### Prompt
In the data below, find every line that has the string "value", and copy it.

### Task inputs
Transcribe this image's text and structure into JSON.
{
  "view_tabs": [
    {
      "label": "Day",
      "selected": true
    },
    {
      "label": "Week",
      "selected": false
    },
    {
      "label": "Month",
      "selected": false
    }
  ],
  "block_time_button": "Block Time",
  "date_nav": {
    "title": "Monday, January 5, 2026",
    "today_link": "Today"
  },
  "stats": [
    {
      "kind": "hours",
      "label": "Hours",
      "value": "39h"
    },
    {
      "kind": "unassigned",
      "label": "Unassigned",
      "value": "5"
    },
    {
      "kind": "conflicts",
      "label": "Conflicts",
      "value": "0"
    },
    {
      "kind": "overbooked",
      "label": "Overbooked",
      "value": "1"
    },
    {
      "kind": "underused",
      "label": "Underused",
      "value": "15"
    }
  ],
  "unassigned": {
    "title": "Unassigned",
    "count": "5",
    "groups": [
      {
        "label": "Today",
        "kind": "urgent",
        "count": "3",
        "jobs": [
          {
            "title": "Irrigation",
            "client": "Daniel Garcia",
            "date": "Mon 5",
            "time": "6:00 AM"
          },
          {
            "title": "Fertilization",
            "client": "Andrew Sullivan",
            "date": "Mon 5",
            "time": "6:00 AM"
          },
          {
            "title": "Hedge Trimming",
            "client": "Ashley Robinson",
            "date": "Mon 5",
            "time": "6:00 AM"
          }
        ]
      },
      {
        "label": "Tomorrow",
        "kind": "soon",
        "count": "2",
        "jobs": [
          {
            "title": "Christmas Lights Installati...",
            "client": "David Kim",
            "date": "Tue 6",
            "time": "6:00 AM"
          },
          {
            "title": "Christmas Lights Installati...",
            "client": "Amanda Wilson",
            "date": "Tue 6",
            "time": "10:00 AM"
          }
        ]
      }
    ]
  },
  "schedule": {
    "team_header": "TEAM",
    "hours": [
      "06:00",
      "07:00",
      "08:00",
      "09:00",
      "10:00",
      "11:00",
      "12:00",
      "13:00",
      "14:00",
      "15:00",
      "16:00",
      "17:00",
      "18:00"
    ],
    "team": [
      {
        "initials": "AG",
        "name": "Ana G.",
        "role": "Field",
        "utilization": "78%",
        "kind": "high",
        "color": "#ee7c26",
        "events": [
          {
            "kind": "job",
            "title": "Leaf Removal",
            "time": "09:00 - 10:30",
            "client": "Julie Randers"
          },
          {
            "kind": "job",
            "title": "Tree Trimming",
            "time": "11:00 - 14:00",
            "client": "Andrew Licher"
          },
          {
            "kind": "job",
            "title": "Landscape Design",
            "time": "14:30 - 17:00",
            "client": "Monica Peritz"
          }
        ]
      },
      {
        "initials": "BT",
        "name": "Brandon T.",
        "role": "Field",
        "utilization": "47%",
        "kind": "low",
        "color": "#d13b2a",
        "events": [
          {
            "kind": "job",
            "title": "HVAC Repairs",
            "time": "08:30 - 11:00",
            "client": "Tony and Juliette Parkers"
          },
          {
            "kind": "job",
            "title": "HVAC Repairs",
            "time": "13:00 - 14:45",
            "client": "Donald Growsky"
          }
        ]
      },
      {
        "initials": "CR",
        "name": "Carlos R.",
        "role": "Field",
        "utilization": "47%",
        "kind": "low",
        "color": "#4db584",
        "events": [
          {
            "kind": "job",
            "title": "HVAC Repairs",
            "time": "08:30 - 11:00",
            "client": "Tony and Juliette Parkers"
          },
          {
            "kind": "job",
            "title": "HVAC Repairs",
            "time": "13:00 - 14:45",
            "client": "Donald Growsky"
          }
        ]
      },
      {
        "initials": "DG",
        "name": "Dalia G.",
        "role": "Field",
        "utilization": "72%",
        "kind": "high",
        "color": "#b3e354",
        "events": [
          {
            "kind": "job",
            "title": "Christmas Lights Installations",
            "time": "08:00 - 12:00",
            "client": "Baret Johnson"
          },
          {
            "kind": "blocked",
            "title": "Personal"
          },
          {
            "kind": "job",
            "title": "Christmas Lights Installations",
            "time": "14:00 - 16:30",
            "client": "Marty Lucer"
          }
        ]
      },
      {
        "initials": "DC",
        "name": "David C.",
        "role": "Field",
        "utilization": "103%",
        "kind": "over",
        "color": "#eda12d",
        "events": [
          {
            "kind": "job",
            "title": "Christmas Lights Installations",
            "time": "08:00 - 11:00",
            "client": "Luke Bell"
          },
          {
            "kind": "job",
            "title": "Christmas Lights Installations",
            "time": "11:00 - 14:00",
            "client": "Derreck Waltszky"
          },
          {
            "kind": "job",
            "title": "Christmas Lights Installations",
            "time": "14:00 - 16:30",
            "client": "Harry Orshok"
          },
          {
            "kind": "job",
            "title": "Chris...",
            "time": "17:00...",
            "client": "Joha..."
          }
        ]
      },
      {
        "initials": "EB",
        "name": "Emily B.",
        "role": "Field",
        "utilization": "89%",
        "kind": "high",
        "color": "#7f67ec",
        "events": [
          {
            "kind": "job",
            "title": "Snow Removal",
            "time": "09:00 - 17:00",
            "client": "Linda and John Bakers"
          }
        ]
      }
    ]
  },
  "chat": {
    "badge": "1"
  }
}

### Solution to this exercise
      "value": "39h"
      "value": "5"
      "value": "0"
      "value": "1"
      "value": "15"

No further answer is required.